_EXERCISE INSTRUCTIONS_
Look through the lines below and extract each one that contains "this".

_SUPPLIED RECORDS_
>> begin
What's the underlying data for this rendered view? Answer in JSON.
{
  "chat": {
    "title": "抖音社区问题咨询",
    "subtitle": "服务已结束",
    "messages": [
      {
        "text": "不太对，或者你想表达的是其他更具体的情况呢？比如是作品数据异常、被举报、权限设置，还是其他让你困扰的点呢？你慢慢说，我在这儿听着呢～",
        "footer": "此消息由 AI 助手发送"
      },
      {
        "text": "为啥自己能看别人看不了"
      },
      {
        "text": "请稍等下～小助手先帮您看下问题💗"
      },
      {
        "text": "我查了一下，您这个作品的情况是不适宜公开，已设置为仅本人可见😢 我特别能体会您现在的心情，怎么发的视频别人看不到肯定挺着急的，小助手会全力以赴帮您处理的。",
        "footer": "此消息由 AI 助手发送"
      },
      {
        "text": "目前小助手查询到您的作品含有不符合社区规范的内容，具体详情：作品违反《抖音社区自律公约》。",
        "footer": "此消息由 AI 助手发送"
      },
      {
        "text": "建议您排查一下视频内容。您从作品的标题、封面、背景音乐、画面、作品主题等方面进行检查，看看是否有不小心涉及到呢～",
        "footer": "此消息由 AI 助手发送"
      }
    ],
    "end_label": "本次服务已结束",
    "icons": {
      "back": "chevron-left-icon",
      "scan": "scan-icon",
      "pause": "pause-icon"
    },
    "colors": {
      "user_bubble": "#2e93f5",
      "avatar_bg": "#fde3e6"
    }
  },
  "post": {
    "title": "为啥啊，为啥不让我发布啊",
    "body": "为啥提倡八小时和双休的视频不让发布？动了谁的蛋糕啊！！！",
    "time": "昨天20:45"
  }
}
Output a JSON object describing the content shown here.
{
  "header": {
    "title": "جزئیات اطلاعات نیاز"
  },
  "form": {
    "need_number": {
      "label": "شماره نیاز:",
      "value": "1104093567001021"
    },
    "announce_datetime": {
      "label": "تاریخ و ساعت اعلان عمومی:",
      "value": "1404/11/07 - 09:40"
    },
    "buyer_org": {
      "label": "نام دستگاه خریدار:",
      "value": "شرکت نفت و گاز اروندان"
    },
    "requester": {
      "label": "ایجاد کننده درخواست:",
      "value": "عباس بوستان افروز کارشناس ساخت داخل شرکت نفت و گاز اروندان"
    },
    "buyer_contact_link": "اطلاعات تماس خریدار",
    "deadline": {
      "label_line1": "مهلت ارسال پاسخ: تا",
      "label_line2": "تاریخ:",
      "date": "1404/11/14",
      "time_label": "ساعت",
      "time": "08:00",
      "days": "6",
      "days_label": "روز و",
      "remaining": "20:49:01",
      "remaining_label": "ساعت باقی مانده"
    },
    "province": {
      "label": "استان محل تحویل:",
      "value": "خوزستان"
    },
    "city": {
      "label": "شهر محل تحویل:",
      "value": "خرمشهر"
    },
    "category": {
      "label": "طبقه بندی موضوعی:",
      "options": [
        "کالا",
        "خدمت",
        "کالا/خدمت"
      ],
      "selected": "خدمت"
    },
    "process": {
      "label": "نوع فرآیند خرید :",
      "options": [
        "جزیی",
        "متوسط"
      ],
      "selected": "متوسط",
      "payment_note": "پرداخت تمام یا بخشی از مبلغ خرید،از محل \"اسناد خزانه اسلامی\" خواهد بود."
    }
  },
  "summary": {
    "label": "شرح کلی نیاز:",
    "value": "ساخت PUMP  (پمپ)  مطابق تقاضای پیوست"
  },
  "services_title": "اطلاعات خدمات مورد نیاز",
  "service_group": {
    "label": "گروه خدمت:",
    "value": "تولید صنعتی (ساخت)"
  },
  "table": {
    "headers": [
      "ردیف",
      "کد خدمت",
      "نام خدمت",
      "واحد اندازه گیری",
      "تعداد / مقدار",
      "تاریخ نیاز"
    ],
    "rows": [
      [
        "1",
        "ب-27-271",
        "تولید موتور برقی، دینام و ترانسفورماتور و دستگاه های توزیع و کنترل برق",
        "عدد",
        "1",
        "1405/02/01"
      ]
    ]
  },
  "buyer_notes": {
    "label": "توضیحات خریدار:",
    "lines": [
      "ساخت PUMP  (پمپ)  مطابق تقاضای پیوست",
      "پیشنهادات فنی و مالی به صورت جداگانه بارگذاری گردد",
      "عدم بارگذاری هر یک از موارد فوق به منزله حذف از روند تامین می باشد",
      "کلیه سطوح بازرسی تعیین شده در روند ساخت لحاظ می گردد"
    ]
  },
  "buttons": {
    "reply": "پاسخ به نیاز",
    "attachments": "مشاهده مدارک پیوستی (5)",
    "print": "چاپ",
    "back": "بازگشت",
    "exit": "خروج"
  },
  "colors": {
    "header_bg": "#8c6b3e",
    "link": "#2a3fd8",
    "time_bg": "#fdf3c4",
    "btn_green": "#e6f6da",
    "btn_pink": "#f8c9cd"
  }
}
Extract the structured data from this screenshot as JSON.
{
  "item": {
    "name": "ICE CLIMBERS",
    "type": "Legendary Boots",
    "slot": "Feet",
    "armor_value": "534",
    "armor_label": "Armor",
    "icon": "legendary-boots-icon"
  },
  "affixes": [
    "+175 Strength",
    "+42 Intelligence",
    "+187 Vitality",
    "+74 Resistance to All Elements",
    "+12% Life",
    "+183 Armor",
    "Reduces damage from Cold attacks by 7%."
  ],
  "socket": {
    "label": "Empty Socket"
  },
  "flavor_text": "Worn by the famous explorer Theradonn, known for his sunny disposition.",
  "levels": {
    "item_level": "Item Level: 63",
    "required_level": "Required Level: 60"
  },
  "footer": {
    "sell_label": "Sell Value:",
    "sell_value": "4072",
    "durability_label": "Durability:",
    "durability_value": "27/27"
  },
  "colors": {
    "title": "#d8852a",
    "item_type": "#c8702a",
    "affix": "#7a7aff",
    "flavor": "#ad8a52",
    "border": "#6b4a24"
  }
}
>> end
_RESPONSE TO THE EXERCISE_
What's the underlying data for this rendered view? Answer in JSON.
Extract the structured data from this screenshot as JSON.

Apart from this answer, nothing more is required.